**Written problem:**
Would you restate all the data that follows, word for word?

**Entries supplied:**

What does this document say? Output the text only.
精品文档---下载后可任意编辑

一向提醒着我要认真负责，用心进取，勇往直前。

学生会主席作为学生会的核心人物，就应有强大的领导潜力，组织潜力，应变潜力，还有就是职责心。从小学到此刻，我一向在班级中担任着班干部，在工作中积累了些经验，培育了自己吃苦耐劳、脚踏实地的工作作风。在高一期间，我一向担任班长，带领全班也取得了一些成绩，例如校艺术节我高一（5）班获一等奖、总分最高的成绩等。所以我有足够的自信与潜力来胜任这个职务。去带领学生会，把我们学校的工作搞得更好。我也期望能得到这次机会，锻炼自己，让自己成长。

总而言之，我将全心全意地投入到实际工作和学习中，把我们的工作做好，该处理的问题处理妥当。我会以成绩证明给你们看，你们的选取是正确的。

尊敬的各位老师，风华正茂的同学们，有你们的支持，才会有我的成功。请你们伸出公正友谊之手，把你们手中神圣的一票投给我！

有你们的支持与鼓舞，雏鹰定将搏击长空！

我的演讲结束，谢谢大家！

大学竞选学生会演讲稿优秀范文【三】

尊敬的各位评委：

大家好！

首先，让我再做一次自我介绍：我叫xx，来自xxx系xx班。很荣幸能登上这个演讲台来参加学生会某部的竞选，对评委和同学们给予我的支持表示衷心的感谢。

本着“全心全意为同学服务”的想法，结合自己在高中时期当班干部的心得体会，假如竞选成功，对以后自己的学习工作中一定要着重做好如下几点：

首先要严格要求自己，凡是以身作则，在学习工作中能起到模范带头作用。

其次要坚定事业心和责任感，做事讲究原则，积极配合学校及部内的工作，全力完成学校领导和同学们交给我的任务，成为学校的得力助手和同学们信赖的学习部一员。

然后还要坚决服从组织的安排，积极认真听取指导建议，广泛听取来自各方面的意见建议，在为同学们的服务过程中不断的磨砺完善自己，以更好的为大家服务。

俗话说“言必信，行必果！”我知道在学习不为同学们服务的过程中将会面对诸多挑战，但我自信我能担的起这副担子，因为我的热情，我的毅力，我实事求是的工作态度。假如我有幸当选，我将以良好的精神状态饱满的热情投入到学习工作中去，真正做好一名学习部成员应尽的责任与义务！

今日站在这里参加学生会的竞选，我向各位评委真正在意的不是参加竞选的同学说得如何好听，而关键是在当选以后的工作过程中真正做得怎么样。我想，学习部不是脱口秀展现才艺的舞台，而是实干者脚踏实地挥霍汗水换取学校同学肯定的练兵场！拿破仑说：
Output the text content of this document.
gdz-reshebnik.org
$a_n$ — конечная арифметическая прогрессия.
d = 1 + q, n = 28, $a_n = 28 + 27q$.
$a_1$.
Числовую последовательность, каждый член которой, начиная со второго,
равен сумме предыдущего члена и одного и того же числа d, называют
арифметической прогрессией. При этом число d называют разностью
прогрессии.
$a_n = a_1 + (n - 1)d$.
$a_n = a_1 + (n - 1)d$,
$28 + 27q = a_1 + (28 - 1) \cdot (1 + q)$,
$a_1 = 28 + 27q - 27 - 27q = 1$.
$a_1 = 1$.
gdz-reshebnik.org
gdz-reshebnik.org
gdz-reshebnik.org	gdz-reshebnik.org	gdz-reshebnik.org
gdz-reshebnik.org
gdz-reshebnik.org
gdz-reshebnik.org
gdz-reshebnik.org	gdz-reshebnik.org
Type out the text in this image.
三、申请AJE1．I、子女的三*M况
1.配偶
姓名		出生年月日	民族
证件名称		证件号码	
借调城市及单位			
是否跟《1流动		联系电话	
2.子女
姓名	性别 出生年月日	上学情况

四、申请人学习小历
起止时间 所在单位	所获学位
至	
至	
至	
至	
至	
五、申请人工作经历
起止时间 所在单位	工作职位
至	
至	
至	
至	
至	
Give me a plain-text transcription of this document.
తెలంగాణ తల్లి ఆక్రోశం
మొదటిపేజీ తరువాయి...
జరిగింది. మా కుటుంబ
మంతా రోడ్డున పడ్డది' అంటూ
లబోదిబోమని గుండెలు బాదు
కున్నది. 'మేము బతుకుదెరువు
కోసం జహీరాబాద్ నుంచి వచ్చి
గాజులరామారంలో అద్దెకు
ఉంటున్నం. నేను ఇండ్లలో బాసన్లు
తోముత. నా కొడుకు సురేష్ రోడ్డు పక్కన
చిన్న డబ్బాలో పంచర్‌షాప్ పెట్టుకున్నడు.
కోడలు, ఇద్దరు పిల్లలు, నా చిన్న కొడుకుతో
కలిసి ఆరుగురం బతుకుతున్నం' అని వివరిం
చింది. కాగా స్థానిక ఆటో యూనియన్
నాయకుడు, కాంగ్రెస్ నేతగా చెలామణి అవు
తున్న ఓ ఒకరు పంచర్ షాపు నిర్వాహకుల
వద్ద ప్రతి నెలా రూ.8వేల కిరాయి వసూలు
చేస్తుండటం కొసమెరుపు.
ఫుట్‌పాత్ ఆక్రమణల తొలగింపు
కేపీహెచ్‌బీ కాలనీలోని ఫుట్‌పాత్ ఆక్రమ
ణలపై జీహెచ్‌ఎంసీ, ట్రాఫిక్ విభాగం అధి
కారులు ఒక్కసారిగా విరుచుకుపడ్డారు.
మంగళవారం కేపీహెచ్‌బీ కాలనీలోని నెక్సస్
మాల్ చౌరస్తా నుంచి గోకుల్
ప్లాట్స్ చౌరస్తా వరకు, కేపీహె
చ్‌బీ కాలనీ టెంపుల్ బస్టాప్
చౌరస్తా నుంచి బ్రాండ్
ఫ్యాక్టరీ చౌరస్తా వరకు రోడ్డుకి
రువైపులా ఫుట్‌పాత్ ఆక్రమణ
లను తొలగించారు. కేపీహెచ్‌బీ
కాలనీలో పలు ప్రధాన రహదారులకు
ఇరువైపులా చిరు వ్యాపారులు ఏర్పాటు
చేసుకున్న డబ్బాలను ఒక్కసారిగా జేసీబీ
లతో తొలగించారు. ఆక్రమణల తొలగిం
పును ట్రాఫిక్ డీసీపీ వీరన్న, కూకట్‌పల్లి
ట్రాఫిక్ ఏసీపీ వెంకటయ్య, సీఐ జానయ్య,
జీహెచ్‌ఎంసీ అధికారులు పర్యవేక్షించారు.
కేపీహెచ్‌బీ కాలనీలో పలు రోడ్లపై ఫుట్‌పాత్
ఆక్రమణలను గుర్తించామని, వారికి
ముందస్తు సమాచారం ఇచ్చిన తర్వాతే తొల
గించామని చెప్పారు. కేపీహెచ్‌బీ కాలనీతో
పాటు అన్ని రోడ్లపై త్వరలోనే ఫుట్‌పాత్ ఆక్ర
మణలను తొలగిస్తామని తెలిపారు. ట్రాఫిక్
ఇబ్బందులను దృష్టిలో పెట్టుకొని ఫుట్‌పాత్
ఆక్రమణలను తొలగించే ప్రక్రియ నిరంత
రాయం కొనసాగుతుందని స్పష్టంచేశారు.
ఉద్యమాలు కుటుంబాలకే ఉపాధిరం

**Correct output:**
What does this document say? Output the text only.
精品文档---下载后可任意编辑

一向提醒着我要认真负责，用心进取，勇往直前。

学生会主席作为学生会的核心人物，就应有强大的领导潜力，组织潜力，应变潜力，还有就是职责心。从小学到此刻，我一向在班级中担任着班干部，在工作中积累了些经验，培育了自己吃苦耐劳、脚踏实地的工作作风。在高一期间，我一向担任班长，带领全班也取得了一些成绩，例如校艺术节我高一（5）班获一等奖、总分最高的成绩等。所以我有足够的自信与潜力来胜任这个职务。去带领学生会，把我们学校的工作搞得更好。我也期望能得到这次机会，锻炼自己，让自己成长。

总而言之，我将全心全意地投入到实际工作和学习中，把我们的工作做好，该处理的问题处理妥当。我会以成绩证明给你们看，你们的选取是正确的。

尊敬的各位老师，风华正茂的同学们，有你们的支持，才会有我的成功。请你们伸出公正友谊之手，把你们手中神圣的一票投给我！

有你们的支持与鼓舞，雏鹰定将搏击长空！

我的演讲结束，谢谢大家！

大学竞选学生会演讲稿优秀范文【三】

尊敬的各位评委：

大家好！

首先，让我再做一次自我介绍：我叫xx，来自xxx系xx班。很荣幸能登上这个演讲台来参加学生会某部的竞选，对评委和同学们给予我的支持表示衷心的感谢。

本着“全心全意为同学服务”的想法，结合自己在高中时期当班干部的心得体会，假如竞选成功，对以后自己的学习工作中一定要着重做好如下几点：

首先要严格要求自己，凡是以身作则，在学习工作中能起到模范带头作用。

其次要坚定事业心和责任感，做事讲究原则，积极配合学校及部内的工作，全力完成学校领导和同学们交给我的任务，成为学校的得力助手和同学们信赖的学习部一员。

然后还要坚决服从组织的安排，积极认真听取指导建议，广泛听取来自各方面的意见建议，在为同学们的服务过程中不断的磨砺完善自己，以更好的为大家服务。

俗话说“言必信，行必果！”我知道在学习不为同学们服务的过程中将会面对诸多挑战，但我自信我能担的起这副担子，因为我的热情，我的毅力，我实事求是的工作态度。假如我有幸当选，我将以良好的精神状态饱满的热情投入到学习工作中去，真正做好一名学习部成员应尽的责任与义务！

今日站在这里参加学生会的竞选，我向各位评委真正在意的不是参加竞选的同学说得如何好听，而关键是在当选以后的工作过程中真正做得怎么样。我想，学习部不是脱口秀展现才艺的舞台，而是实干者脚踏实地挥霍汗水换取学校同学肯定的练兵场！拿破仑说：
Output the text content of this document.
gdz-reshebnik.org
$a_n$ — конечная арифметическая прогрессия.
d = 1 + q, n = 28, $a_n = 28 + 27q$.
$a_1$.
Числовую последовательность, каждый член которой, начиная со второго,
равен сумме предыдущего члена и одного и того же числа d, называют
арифметической прогрессией. При этом число d называют разностью
прогрессии.
$a_n = a_1 + (n - 1)d$.
$a_n = a_1 + (n - 1)d$,
$28 + 27q = a_1 + (28 - 1) \cdot (1 + q)$,
$a_1 = 28 + 27q - 27 - 27q = 1$.
$a_1 = 1$.
gdz-reshebnik.org
gdz-reshebnik.org
gdz-reshebnik.org	gdz-reshebnik.org	gdz-reshebnik.org
gdz-reshebnik.org
gdz-reshebnik.org
gdz-reshebnik.org
gdz-reshebnik.org	gdz-reshebnik.org
Type out the text in this image.
三、申请AJE1．I、子女的三*M况
1.配偶
姓名		出生年月日	民族
证件名称		证件号码	
借调城市及单位			
是否跟《1流动		联系电话	
2.子女
姓名	性别 出生年月日	上学情况

四、申请人学习小历
起止时间 所在单位	所获学位
至	
至	
至	
至	
至	
五、申请人工作经历
起止时间 所在单位	工作职位
至	
至	
至	
至	
至	
Give me a plain-text transcription of this document.
తెలంగాణ తల్లి ఆక్రోశం
మొదటిపేజీ తరువాయి...
జరిగింది. మా కుటుంబ
మంతా రోడ్డున పడ్డది' అంటూ
లబోదిబోమని గుండెలు బాదు
కున్నది. 'మేము బతుకుదెరువు
కోసం జహీరాబాద్ నుంచి వచ్చి
గాజులరామారంలో అద్దెకు
ఉంటున్నం. నేను ఇండ్లలో బాసన్లు
తోముత. నా కొడుకు సురేష్ రోడ్డు పక్కన
చిన్న డబ్బాలో పంచర్‌షాప్ పెట్టుకున్నడు.
కోడలు, ఇద్దరు పిల్లలు, నా చిన్న కొడుకుతో
కలిసి ఆరుగురం బతుకుతున్నం' అని వివరిం
చింది. కాగా స్థానిక ఆటో యూనియన్
నాయకుడు, కాంగ్రెస్ నేతగా చెలామణి అవు
తున్న ఓ ఒకరు పంచర్ షాపు నిర్వాహకుల
వద్ద ప్రతి నెలా రూ.8వేల కిరాయి వసూలు
చేస్తుండటం కొసమెరుపు.
ఫుట్‌పాత్ ఆక్రమణల తొలగింపు
కేపీహెచ్‌బీ కాలనీలోని ఫుట్‌పాత్ ఆక్రమ
ణలపై జీహెచ్‌ఎంసీ, ట్రాఫిక్ విభాగం అధి
కారులు ఒక్కసారిగా విరుచుకుపడ్డారు.
మంగళవారం కేపీహెచ్‌బీ కాలనీలోని నెక్సస్
మాల్ చౌరస్తా నుంచి గోకుల్
ప్లాట్స్ చౌరస్తా వరకు, కేపీహె
చ్‌బీ కాలనీ టెంపుల్ బస్టాప్
చౌరస్తా నుంచి బ్రాండ్
ఫ్యాక్టరీ చౌరస్తా వరకు రోడ్డుకి
రువైపులా ఫుట్‌పాత్ ఆక్రమణ
లను తొలగించారు. కేపీహెచ్‌బీ
కాలనీలో పలు ప్రధాన రహదారులకు
ఇరువైపులా చిరు వ్యాపారులు ఏర్పాటు
చేసుకున్న డబ్బాలను ఒక్కసారిగా జేసీబీ
లతో తొలగించారు. ఆక్రమణల తొలగిం
పును ట్రాఫిక్ డీసీపీ వీరన్న, కూకట్‌పల్లి
ట్రాఫిక్ ఏసీపీ వెంకటయ్య, సీఐ జానయ్య,
జీహెచ్‌ఎంసీ అధికారులు పర్యవేక్షించారు.
కేపీహెచ్‌బీ కాలనీలో పలు రోడ్లపై ఫుట్‌పాత్
ఆక్రమణలను గుర్తించామని, వారికి
ముందస్తు సమాచారం ఇచ్చిన తర్వాతే తొల
గించామని చెప్పారు. కేపీహెచ్‌బీ కాలనీతో
పాటు అన్ని రోడ్లపై త్వరలోనే ఫుట్‌పాత్ ఆక్ర
మణలను తొలగిస్తామని తెలిపారు. ట్రాఫిక్
ఇబ్బందులను దృష్టిలో పెట్టుకొని ఫుట్‌పాత్
ఆక్రమణలను తొలగించే ప్రక్రియ నిరంత
రాయం కొనసాగుతుందని స్పష్టంచేశారు.
ఉద్యమాలు కుటుంబాలకే ఉపాధిరం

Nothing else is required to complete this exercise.